=== DATA ENTRIES ===
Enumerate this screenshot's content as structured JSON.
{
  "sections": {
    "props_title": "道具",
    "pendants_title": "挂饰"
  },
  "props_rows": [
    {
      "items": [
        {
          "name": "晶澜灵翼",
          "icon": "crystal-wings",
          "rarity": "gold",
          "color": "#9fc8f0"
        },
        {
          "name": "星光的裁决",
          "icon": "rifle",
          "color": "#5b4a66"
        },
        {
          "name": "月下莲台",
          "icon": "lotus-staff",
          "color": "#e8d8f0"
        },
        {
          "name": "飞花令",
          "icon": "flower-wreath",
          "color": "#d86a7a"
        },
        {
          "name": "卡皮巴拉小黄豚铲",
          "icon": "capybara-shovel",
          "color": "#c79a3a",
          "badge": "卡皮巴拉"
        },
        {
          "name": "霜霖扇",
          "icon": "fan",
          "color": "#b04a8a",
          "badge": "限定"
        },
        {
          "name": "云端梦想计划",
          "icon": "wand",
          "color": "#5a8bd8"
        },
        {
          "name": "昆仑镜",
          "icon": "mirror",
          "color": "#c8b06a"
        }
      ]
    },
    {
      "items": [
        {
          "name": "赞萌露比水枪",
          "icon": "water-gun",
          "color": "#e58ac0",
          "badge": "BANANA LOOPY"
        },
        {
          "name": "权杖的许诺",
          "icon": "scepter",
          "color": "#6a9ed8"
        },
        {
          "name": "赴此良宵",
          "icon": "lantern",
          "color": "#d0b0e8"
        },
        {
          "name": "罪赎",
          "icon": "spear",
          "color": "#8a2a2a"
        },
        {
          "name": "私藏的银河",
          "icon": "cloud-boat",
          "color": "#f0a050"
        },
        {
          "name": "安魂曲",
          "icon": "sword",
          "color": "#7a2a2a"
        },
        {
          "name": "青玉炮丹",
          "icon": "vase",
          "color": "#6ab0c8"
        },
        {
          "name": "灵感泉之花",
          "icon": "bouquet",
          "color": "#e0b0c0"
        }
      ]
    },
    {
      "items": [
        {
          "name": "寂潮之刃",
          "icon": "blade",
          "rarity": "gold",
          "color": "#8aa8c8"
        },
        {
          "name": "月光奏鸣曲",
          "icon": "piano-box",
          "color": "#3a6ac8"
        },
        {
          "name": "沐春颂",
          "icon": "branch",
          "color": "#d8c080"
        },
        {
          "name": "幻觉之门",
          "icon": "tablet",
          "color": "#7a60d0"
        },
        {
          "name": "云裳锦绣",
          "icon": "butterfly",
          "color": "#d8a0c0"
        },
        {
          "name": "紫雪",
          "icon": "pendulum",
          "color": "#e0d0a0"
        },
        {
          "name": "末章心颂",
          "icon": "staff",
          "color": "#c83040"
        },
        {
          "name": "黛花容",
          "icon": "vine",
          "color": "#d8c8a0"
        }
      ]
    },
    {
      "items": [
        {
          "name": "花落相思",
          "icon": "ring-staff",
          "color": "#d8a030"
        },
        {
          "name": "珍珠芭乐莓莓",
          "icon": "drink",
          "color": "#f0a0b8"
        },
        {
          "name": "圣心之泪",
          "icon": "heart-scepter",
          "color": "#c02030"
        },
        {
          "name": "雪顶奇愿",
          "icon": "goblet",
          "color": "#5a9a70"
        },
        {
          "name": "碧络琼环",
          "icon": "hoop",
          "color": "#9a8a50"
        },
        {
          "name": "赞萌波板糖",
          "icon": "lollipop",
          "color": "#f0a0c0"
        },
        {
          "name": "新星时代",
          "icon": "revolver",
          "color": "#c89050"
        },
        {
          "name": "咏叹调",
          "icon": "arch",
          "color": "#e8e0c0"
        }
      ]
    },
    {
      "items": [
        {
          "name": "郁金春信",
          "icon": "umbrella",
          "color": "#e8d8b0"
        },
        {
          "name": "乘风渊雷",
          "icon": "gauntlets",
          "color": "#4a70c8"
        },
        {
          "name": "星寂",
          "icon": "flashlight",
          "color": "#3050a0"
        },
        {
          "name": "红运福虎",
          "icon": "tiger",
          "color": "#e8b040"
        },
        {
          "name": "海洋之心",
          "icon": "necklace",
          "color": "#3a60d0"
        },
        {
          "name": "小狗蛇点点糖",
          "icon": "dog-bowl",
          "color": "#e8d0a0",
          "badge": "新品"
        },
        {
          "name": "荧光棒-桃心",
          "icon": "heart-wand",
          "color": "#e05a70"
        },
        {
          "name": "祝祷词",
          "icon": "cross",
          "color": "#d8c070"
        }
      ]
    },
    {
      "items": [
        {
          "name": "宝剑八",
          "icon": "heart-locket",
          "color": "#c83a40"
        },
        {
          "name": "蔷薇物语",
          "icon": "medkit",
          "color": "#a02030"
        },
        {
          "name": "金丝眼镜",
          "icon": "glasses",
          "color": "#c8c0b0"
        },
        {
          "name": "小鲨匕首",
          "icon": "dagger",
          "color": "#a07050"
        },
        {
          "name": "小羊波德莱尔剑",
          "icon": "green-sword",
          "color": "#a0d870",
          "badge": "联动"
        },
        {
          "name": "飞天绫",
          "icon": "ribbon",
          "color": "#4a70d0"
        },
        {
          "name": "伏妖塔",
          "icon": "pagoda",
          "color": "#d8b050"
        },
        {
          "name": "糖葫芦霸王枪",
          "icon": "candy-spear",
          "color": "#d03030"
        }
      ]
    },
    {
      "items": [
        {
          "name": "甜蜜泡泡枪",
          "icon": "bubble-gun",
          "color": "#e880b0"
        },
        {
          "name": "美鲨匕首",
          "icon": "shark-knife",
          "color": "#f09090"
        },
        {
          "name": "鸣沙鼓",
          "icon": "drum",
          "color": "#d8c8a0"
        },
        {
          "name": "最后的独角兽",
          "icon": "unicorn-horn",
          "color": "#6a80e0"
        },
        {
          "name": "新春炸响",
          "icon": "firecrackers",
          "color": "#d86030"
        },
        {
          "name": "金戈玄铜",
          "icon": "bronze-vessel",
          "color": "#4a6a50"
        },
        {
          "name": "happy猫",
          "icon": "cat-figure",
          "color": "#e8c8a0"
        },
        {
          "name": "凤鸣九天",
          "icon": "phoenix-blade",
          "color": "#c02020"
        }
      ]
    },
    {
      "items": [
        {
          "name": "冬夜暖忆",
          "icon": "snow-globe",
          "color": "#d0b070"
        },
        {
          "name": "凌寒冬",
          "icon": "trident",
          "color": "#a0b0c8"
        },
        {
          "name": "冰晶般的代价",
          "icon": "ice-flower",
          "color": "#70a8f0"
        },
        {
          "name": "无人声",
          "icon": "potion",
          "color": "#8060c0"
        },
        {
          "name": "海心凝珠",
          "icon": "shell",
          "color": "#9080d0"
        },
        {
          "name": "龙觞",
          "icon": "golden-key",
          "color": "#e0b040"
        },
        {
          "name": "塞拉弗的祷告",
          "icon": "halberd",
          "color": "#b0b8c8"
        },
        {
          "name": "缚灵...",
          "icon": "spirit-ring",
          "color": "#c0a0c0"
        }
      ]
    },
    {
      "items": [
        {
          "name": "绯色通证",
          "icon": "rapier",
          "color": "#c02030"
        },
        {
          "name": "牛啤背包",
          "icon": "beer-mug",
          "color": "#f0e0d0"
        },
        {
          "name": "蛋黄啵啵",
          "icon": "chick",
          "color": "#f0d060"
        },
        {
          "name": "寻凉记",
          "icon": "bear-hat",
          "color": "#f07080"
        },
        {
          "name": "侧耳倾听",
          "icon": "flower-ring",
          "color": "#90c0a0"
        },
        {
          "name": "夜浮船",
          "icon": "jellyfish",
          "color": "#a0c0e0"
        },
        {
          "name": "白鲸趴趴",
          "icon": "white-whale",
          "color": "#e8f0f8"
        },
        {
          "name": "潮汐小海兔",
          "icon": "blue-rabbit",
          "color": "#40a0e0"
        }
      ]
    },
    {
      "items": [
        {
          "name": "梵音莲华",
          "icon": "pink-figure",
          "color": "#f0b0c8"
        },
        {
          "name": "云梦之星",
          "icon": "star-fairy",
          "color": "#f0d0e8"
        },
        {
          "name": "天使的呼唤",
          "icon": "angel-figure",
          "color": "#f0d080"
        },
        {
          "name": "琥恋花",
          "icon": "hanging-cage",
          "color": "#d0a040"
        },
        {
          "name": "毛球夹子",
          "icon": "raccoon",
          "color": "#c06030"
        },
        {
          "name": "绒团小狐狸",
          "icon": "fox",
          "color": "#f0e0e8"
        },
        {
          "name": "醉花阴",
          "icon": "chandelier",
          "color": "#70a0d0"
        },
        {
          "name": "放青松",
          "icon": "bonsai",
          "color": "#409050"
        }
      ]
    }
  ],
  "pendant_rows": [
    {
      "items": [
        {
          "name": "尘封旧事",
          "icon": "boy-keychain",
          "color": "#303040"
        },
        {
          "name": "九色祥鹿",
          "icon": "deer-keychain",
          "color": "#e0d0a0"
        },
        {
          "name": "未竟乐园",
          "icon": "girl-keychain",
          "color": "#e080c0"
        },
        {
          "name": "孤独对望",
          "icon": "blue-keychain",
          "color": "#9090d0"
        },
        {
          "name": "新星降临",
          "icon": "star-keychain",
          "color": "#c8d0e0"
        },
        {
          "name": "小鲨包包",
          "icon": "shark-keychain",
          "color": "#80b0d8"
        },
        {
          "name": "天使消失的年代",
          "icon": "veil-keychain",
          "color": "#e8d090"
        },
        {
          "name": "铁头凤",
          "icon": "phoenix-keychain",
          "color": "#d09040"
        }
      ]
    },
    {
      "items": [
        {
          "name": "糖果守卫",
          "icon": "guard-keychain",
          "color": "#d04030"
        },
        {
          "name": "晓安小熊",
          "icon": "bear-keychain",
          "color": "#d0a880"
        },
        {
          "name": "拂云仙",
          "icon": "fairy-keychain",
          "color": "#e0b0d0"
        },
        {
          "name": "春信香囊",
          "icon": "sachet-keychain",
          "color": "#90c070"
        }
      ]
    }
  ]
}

=== SHORT PROBLEM ===
Which lines hold the word "staff"? Show each one.

=== THE SOLUTION ===
          "icon": "lotus-staff",
          "icon": "staff",
          "icon": "ring-staff",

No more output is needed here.